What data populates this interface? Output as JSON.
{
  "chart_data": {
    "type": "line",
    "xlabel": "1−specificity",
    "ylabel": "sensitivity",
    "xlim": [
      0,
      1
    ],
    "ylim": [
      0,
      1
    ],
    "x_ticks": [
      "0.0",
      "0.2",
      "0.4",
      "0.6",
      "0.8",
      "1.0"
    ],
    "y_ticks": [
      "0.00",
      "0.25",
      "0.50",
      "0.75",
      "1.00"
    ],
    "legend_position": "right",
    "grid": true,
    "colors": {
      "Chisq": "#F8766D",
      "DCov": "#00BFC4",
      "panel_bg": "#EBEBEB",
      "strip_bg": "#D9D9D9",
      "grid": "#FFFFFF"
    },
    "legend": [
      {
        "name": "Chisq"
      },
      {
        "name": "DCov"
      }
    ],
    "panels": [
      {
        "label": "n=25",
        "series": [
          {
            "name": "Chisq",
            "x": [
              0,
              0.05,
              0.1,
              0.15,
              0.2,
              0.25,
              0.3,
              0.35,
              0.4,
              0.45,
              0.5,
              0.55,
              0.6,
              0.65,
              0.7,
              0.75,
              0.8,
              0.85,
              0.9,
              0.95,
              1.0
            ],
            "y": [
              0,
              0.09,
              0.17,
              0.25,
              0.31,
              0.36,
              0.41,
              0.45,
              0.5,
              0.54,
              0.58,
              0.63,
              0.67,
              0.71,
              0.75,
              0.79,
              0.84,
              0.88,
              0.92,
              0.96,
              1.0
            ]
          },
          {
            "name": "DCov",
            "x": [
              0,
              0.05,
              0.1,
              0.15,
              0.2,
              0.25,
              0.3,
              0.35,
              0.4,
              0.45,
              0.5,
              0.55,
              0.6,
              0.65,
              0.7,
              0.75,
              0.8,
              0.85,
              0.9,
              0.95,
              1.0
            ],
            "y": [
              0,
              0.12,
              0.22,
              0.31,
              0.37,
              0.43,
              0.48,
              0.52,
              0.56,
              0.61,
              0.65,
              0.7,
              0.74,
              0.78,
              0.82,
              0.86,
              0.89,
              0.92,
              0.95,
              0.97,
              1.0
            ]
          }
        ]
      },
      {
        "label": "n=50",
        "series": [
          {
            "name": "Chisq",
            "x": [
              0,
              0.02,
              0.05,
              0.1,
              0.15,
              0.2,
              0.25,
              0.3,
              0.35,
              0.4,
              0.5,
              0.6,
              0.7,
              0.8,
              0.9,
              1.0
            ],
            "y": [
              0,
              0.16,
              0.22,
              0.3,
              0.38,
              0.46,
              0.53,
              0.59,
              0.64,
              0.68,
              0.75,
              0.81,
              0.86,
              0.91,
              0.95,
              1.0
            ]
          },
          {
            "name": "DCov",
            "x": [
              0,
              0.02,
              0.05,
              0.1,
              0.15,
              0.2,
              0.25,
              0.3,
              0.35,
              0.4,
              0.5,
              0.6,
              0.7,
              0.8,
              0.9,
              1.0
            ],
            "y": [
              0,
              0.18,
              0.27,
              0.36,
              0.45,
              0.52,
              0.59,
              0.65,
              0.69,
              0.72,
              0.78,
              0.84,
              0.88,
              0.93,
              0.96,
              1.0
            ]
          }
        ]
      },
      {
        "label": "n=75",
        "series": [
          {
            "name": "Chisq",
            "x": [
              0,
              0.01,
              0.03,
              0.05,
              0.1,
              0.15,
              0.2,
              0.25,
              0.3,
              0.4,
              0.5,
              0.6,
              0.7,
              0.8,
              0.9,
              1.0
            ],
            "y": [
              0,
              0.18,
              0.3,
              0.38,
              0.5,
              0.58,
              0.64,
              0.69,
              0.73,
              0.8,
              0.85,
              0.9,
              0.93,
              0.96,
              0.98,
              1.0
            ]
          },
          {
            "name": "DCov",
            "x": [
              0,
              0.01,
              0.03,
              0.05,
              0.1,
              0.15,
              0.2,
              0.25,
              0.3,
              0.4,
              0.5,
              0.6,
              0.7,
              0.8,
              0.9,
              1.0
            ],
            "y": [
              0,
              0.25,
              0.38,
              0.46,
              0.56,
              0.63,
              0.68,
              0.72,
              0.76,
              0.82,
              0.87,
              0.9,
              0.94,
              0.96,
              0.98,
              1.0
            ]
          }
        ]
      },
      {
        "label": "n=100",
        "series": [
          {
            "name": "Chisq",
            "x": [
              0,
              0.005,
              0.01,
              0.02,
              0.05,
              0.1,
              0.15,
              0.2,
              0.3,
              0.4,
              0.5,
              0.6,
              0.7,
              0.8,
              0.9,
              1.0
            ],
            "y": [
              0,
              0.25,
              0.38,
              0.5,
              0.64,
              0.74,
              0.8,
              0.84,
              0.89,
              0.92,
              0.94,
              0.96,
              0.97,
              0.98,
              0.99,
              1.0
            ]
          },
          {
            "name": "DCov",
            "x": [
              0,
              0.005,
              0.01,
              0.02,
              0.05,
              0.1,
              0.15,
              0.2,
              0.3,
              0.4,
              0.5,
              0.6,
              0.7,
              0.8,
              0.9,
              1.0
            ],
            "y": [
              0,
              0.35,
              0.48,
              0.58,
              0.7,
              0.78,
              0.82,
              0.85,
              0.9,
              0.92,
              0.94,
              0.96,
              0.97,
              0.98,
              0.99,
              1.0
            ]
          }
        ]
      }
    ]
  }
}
────────
> **Exercise brief**
Print all of the entries exactly as they are written.

> **Response for this exercise**
What data populates this interface? Output as JSON.
{
  "chart_data": {
    "type": "line",
    "xlabel": "1−specificity",
    "ylabel": "sensitivity",
    "xlim": [
      0,
      1
    ],
    "ylim": [
      0,
      1
    ],
    "x_ticks": [
      "0.0",
      "0.2",
      "0.4",
      "0.6",
      "0.8",
      "1.0"
    ],
    "y_ticks": [
      "0.00",
      "0.25",
      "0.50",
      "0.75",
      "1.00"
    ],
    "legend_position": "right",
    "grid": true,
    "colors": {
      "Chisq": "#F8766D",
      "DCov": "#00BFC4",
      "panel_bg": "#EBEBEB",
      "strip_bg": "#D9D9D9",
      "grid": "#FFFFFF"
    },
    "legend": [
      {
        "name": "Chisq"
      },
      {
        "name": "DCov"
      }
    ],
    "panels": [
      {
        "label": "n=25",
        "series": [
          {
            "name": "Chisq",
            "x": [
              0,
              0.05,
              0.1,
              0.15,
              0.2,
              0.25,
              0.3,
              0.35,
              0.4,
              0.45,
              0.5,
              0.55,
              0.6,
              0.65,
              0.7,
              0.75,
              0.8,
              0.85,
              0.9,
              0.95,
              1.0
            ],
            "y": [
              0,
              0.09,
              0.17,
              0.25,
              0.31,
              0.36,
              0.41,
              0.45,
              0.5,
              0.54,
              0.58,
              0.63,
              0.67,
              0.71,
              0.75,
              0.79,
              0.84,
              0.88,
              0.92,
              0.96,
              1.0
            ]
          },
          {
            "name": "DCov",
            "x": [
              0,
              0.05,
              0.1,
              0.15,
              0.2,
              0.25,
              0.3,
              0.35,
              0.4,
              0.45,
              0.5,
              0.55,
              0.6,
              0.65,
              0.7,
              0.75,
              0.8,
              0.85,
              0.9,
              0.95,
              1.0
            ],
            "y": [
              0,
              0.12,
              0.22,
              0.31,
              0.37,
              0.43,
              0.48,
              0.52,
              0.56,
              0.61,
              0.65,
              0.7,
              0.74,
              0.78,
              0.82,
              0.86,
              0.89,
              0.92,
              0.95,
              0.97,
              1.0
            ]
          }
        ]
      },
      {
        "label": "n=50",
        "series": [
          {
            "name": "Chisq",
            "x": [
              0,
              0.02,
              0.05,
              0.1,
              0.15,
              0.2,
              0.25,
              0.3,
              0.35,
              0.4,
              0.5,
              0.6,
              0.7,
              0.8,
              0.9,
              1.0
            ],
            "y": [
              0,
              0.16,
              0.22,
              0.3,
              0.38,
              0.46,
              0.53,
              0.59,
              0.64,
              0.68,
              0.75,
              0.81,
              0.86,
              0.91,
              0.95,
              1.0
            ]
          },
          {
            "name": "DCov",
            "x": [
              0,
              0.02,
              0.05,
              0.1,
              0.15,
              0.2,
              0.25,
              0.3,
              0.35,
              0.4,
              0.5,
              0.6,
              0.7,
              0.8,
              0.9,
              1.0
            ],
            "y": [
              0,
              0.18,
              0.27,
              0.36,
              0.45,
              0.52,
              0.59,
              0.65,
              0.69,
              0.72,
              0.78,
              0.84,
              0.88,
              0.93,
              0.96,
              1.0
            ]
          }
        ]
      },
      {
        "label": "n=75",
        "series": [
          {
            "name": "Chisq",
            "x": [
              0,
              0.01,
              0.03,
              0.05,
              0.1,
              0.15,
              0.2,
              0.25,
              0.3,
              0.4,
              0.5,
              0.6,
              0.7,
              0.8,
              0.9,
              1.0
            ],
            "y": [
              0,
              0.18,
              0.3,
              0.38,
              0.5,
              0.58,
              0.64,
              0.69,
              0.73,
              0.8,
              0.85,
              0.9,
              0.93,
              0.96,
              0.98,
              1.0
            ]
          },
          {
            "name": "DCov",
            "x": [
              0,
              0.01,
              0.03,
              0.05,
              0.1,
              0.15,
              0.2,
              0.25,
              0.3,
              0.4,
              0.5,
              0.6,
              0.7,
              0.8,
              0.9,
              1.0
            ],
            "y": [
              0,
              0.25,
              0.38,
              0.46,
              0.56,
              0.63,
              0.68,
              0.72,
              0.76,
              0.82,
              0.87,
              0.9,
              0.94,
              0.96,
              0.98,
              1.0
            ]
          }
        ]
      },
      {
        "label": "n=100",
        "series": [
          {
            "name": "Chisq",
            "x": [
              0,
              0.005,
              0.01,
              0.02,
              0.05,
              0.1,
              0.15,
              0.2,
              0.3,
              0.4,
              0.5,
              0.6,
              0.7,
              0.8,
              0.9,
              1.0
            ],
            "y": [
              0,
              0.25,
              0.38,
              0.5,
              0.64,
              0.74,
              0.8,
              0.84,
              0.89,
              0.92,
              0.94,
              0.96,
              0.97,
              0.98,
              0.99,
              1.0
            ]
          },
          {
            "name": "DCov",
            "x": [
              0,
              0.005,
              0.01,
              0.02,
              0.05,
              0.1,
              0.15,
              0.2,
              0.3,
              0.4,
              0.5,
              0.6,
              0.7,
              0.8,
              0.9,
              1.0
            ],
            "y": [
              0,
              0.35,
              0.48,
              0.58,
              0.7,
              0.78,
              0.82,
              0.85,
              0.9,
              0.92,
              0.94,
              0.96,
              0.97,
              0.98,
              0.99,
              1.0
            ]
          }
        ]
      }
    ]
  }
}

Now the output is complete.